# [THE REQUEST]
Scan the entries below and extract each line with the word "ylabel" in it.

|---|

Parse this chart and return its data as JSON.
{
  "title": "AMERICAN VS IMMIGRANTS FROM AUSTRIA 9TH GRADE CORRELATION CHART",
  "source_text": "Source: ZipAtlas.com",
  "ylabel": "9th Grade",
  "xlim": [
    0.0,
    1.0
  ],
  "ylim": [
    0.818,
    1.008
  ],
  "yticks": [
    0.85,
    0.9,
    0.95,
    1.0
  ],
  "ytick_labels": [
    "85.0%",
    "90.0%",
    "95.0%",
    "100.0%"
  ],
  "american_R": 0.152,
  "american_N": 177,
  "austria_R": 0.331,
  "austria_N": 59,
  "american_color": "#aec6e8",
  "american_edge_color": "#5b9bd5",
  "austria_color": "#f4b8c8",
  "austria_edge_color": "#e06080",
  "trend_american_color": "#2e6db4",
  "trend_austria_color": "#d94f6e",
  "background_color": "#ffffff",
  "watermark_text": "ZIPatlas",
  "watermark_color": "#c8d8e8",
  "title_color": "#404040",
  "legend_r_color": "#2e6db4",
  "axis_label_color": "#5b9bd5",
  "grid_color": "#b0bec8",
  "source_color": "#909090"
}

|---|

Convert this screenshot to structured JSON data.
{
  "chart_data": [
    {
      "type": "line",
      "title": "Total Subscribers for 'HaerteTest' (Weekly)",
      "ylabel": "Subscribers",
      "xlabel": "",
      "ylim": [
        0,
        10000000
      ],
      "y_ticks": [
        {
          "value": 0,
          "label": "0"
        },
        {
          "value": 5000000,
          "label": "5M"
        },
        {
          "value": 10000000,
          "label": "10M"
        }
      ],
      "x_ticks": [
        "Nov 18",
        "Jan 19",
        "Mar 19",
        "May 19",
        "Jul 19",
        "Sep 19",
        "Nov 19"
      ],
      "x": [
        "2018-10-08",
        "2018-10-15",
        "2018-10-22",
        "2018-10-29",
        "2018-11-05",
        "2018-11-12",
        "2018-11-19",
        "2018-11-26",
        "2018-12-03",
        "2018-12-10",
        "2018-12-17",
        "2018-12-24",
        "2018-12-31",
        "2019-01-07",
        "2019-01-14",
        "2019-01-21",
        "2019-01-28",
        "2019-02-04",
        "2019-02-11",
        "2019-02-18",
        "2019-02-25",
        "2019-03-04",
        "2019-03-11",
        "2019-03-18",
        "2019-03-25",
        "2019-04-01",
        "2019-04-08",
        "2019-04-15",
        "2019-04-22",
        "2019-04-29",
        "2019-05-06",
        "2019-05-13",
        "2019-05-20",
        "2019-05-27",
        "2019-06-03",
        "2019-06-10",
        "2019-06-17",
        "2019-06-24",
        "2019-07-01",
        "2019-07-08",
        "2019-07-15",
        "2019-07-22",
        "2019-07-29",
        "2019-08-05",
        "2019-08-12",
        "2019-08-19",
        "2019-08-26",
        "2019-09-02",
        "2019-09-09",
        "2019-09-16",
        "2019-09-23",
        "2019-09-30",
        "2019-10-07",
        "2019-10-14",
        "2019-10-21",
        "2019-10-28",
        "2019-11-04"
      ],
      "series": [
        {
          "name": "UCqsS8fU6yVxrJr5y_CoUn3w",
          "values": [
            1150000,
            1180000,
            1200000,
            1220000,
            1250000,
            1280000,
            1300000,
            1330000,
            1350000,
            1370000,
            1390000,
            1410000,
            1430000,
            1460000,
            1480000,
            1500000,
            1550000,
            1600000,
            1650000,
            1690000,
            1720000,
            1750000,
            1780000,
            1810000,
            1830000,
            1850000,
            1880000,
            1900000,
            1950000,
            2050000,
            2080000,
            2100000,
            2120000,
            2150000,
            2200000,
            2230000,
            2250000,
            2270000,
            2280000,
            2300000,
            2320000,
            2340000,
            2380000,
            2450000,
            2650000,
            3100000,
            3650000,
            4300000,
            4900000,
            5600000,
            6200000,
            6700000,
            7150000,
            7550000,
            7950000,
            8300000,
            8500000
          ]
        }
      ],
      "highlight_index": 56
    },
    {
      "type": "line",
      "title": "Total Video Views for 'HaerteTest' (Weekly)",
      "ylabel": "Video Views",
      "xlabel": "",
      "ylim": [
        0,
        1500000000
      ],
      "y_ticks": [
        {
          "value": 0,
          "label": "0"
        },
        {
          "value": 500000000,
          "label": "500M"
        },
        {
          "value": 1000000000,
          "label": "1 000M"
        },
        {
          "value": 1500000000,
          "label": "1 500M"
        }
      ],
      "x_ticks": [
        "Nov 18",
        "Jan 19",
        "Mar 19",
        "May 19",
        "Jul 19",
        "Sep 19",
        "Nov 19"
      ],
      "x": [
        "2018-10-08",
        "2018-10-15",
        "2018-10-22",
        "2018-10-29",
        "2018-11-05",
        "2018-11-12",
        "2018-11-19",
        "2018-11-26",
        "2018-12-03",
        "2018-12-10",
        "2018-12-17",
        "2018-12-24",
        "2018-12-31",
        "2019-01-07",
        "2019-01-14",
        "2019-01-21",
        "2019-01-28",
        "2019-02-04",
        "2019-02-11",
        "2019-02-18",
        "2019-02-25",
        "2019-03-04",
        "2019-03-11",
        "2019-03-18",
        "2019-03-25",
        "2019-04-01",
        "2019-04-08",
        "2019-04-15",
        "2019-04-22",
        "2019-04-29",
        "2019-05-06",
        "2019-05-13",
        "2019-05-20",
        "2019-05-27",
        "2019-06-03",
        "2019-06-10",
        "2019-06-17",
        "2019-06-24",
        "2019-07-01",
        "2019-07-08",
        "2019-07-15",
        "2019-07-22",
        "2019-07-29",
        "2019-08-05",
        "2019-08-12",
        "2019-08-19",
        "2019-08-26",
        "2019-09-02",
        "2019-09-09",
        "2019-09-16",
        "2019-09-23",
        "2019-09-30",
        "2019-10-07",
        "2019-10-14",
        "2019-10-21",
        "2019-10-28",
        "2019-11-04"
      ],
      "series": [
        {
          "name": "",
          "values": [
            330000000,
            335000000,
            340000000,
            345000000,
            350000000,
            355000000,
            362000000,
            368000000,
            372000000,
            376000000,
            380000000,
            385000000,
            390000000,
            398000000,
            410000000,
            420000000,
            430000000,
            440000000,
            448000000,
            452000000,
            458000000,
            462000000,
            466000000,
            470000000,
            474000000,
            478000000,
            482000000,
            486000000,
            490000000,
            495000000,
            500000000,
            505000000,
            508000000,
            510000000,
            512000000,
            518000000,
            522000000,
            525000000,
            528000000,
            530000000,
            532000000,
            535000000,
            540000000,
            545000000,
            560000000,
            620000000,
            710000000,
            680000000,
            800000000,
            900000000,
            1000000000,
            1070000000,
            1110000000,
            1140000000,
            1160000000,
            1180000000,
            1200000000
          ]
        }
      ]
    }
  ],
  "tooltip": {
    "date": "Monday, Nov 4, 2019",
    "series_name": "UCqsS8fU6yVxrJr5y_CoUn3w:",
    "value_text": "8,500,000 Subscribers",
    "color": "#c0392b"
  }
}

|---|

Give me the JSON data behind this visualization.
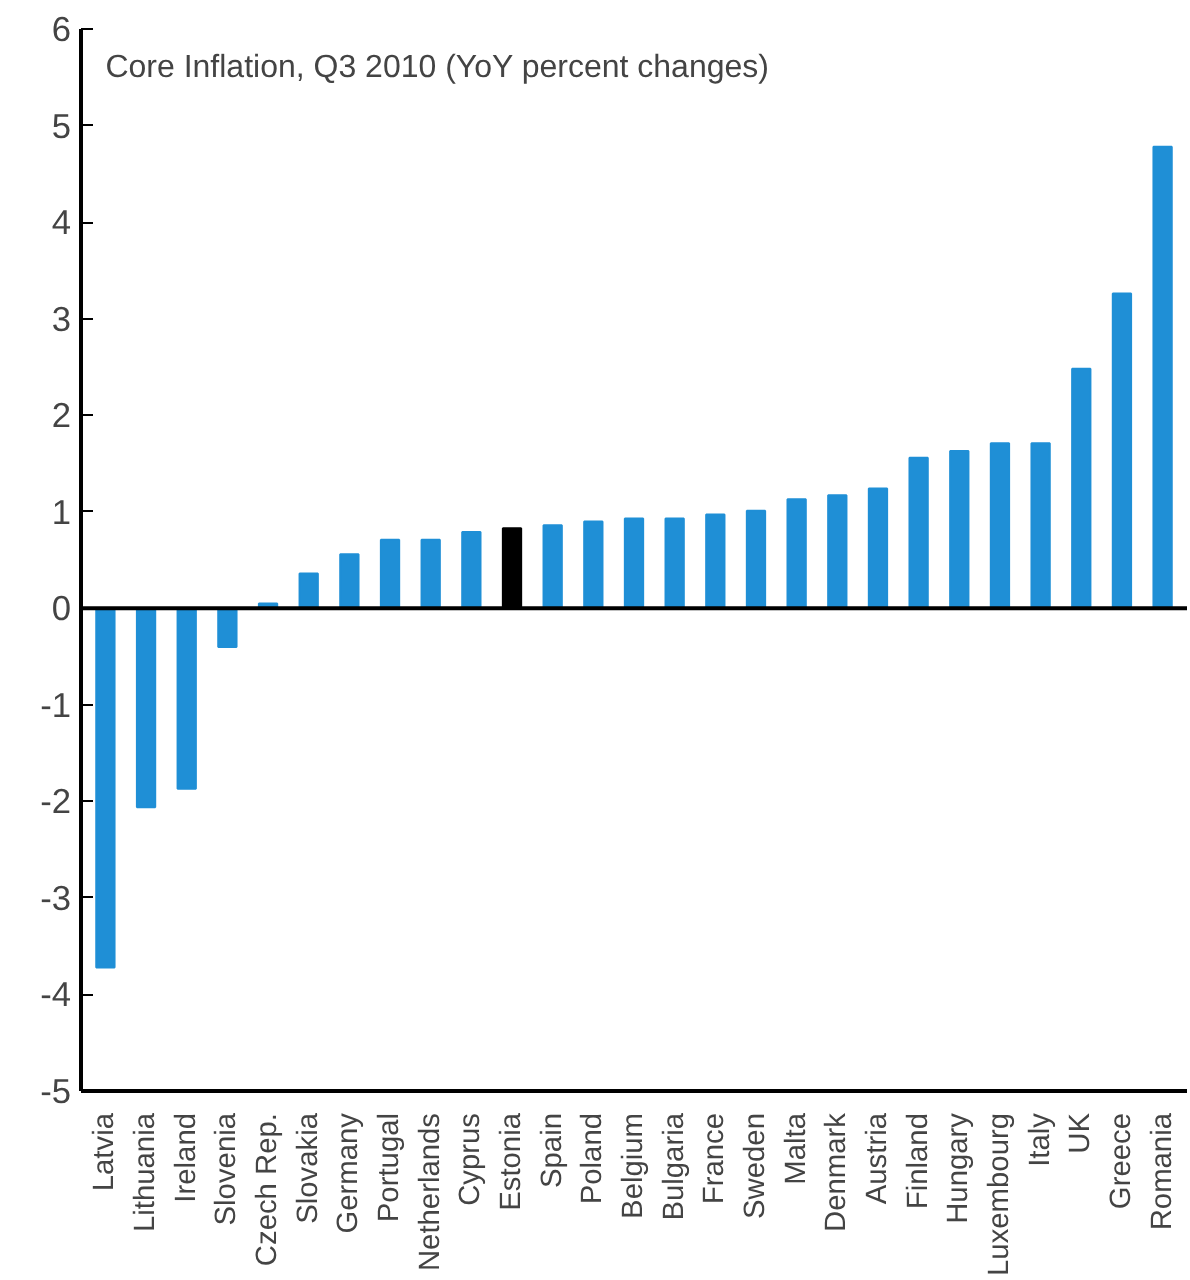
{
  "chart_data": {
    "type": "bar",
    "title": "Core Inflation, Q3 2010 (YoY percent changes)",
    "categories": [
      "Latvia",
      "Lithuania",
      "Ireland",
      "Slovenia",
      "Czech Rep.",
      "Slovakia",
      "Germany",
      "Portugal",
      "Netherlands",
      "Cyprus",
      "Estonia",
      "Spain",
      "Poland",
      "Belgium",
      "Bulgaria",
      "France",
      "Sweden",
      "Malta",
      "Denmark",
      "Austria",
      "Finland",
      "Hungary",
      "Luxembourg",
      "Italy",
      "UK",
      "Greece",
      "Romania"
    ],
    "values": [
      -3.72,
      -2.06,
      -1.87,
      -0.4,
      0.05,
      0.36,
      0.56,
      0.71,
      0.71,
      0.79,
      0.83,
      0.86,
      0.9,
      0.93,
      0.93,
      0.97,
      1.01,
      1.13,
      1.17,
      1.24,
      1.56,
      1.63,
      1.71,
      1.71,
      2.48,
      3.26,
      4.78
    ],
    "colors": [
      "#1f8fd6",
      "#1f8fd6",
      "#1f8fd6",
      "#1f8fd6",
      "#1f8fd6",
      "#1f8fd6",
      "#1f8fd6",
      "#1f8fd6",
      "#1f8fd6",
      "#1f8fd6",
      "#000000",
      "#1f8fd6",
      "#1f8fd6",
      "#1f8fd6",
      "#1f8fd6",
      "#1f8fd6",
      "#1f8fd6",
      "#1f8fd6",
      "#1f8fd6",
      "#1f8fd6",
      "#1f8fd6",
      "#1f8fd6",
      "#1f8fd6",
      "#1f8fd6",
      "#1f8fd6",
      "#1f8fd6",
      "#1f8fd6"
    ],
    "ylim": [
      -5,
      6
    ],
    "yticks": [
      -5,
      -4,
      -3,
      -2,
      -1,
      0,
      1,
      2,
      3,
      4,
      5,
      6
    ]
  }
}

|---|

# [RESPONSE]
  "ylabel": "9th Grade",
      "ylabel": "Subscribers",
      "ylabel": "Video Views",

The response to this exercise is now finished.